Given problem
Look through the material below. Copy every line with the string "icon" in it.

Material supplied
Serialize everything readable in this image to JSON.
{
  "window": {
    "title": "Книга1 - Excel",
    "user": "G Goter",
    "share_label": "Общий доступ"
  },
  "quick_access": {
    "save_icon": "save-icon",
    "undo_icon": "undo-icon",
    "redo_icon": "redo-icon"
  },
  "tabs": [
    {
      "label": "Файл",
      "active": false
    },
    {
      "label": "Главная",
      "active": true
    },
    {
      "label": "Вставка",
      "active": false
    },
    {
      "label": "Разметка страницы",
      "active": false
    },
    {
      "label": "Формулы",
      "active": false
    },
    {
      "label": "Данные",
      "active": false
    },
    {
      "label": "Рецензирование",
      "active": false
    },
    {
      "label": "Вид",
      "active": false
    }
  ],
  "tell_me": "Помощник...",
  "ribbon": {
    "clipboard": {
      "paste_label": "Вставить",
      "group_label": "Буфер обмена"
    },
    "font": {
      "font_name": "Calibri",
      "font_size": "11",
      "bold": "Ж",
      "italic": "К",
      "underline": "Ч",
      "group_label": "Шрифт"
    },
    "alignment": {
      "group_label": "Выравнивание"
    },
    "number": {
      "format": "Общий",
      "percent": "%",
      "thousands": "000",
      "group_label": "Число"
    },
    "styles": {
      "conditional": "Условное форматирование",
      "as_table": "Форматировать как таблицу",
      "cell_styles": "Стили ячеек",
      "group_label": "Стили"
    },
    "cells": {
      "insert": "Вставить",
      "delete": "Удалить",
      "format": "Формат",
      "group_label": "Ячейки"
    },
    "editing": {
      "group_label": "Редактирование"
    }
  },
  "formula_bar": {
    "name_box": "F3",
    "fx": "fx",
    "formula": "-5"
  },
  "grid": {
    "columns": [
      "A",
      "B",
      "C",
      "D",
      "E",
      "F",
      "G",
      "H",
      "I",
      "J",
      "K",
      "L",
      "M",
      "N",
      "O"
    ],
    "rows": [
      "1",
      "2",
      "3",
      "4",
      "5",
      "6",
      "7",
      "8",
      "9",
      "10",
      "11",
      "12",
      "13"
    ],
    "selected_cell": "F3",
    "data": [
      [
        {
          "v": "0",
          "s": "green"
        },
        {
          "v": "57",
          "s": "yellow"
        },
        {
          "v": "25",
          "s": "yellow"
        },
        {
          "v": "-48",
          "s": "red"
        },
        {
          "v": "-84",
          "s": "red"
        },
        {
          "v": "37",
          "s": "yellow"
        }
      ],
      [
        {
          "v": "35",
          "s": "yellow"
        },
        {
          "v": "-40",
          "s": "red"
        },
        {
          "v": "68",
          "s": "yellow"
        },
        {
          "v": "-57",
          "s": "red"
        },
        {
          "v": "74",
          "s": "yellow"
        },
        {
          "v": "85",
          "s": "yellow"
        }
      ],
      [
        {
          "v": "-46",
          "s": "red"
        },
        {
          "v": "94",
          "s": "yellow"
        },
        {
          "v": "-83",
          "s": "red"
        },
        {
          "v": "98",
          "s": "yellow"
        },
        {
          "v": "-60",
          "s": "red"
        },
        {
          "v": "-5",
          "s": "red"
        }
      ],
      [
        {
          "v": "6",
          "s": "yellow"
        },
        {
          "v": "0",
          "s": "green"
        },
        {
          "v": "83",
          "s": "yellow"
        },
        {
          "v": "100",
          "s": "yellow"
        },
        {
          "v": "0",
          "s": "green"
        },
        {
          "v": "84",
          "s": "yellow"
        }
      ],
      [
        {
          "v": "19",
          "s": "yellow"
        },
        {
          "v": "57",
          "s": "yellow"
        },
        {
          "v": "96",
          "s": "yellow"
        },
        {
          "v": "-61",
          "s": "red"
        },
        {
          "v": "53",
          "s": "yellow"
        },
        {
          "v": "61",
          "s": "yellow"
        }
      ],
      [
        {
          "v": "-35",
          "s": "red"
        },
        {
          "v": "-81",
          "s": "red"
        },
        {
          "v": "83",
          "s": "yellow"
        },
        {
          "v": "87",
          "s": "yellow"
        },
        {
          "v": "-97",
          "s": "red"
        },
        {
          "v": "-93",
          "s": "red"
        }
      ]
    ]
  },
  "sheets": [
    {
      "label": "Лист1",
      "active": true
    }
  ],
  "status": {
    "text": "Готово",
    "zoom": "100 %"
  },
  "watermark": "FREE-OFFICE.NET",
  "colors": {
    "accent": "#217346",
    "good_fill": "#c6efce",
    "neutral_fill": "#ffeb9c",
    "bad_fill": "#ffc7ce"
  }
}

Answer to the problem
    "save_icon": "save-icon",
    "undo_icon": "undo-icon",
    "redo_icon": "redo-icon"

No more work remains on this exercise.